◆ **Exercise description**:
For the listing below, give the count of lines containing "贷款用途", and no other text.

◆ **Supplied information**:
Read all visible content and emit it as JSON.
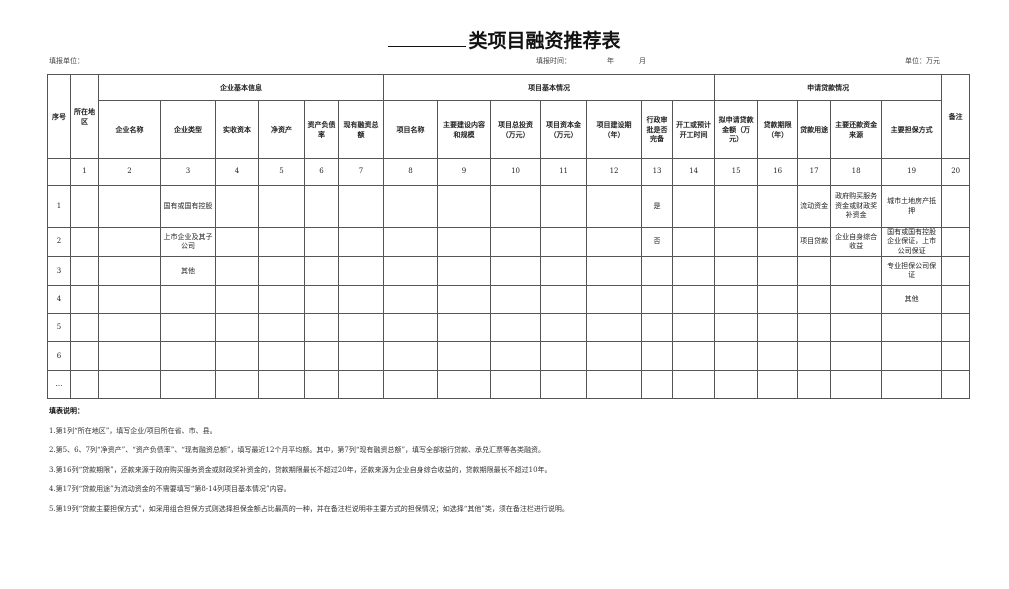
{
  "title": {
    "blank": "",
    "text": "类项目融资推荐表"
  },
  "meta": {
    "unit_label": "填报单位：",
    "time_label": "填报时间：",
    "year": "年",
    "month": "月",
    "currency_unit": "单位：万元"
  },
  "table": {
    "col_seq": "序号",
    "col_region": "所在地区",
    "col_remark": "备注",
    "groups": [
      "企业基本信息",
      "项目基本情况",
      "申请贷款情况"
    ],
    "headers": [
      "企业名称",
      "企业类型",
      "实收资本",
      "净资产",
      "资产负债率",
      "现有融资总额",
      "项目名称",
      "主要建设内容和规模",
      "项目总投资（万元）",
      "项目资本金（万元）",
      "项目建设期（年）",
      "行政审批是否完备",
      "开工或预计开工时间",
      "拟申请贷款金额（万元）",
      "贷款期限（年）",
      "贷款用途",
      "主要还款资金来源",
      "主要担保方式"
    ],
    "numbers": [
      "",
      "1",
      "2",
      "3",
      "4",
      "5",
      "6",
      "7",
      "8",
      "9",
      "10",
      "11",
      "12",
      "13",
      "14",
      "15",
      "16",
      "17",
      "18",
      "19",
      "20"
    ],
    "rows": [
      [
        "1",
        "",
        "",
        "国有或国有控股",
        "",
        "",
        "",
        "",
        "",
        "",
        "",
        "",
        "",
        "是",
        "",
        "",
        "",
        "流动资金",
        "政府购买服务资金或财政奖补资金",
        "城市土地房产抵押",
        ""
      ],
      [
        "2",
        "",
        "",
        "上市企业及其子公司",
        "",
        "",
        "",
        "",
        "",
        "",
        "",
        "",
        "",
        "否",
        "",
        "",
        "",
        "项目贷款",
        "企业自身综合收益",
        "国有或国有控股企业保证，上市公司保证",
        ""
      ],
      [
        "3",
        "",
        "",
        "其他",
        "",
        "",
        "",
        "",
        "",
        "",
        "",
        "",
        "",
        "",
        "",
        "",
        "",
        "",
        "",
        "专业担保公司保证",
        ""
      ],
      [
        "4",
        "",
        "",
        "",
        "",
        "",
        "",
        "",
        "",
        "",
        "",
        "",
        "",
        "",
        "",
        "",
        "",
        "",
        "",
        "其他",
        ""
      ],
      [
        "5",
        "",
        "",
        "",
        "",
        "",
        "",
        "",
        "",
        "",
        "",
        "",
        "",
        "",
        "",
        "",
        "",
        "",
        "",
        "",
        ""
      ],
      [
        "6",
        "",
        "",
        "",
        "",
        "",
        "",
        "",
        "",
        "",
        "",
        "",
        "",
        "",
        "",
        "",
        "",
        "",
        "",
        "",
        ""
      ],
      [
        "…",
        "",
        "",
        "",
        "",
        "",
        "",
        "",
        "",
        "",
        "",
        "",
        "",
        "",
        "",
        "",
        "",
        "",
        "",
        "",
        ""
      ]
    ]
  },
  "notes": {
    "title": "填表说明：",
    "items": [
      "1.第1列“所在地区”，填写企业/项目所在省、市、县。",
      "2.第5、6、7列“净资产”、“资产负债率”、“现有融资总额”，填写最近12个月平均额。其中，第7列“现有融资总额”，填写全部银行贷款、承兑汇票等各类融资。",
      "3.第16列“贷款期限”，还款来源于政府购买服务资金或财政奖补资金的，贷款期限最长不超过20年，还款来源为企业自身综合收益的，贷款期限最长不超过10年。",
      "4.第17列“贷款用途”为流动资金的不需要填写“第8-14列项目基本情况”内容。",
      "5.第19列“贷款主要担保方式”，如采用组合担保方式则选择担保金额占比最高的一种，并在备注栏说明非主要方式的担保情况；如选择“其他”类，须在备注栏进行说明。"
    ]
  }
}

◆ **Output**:
2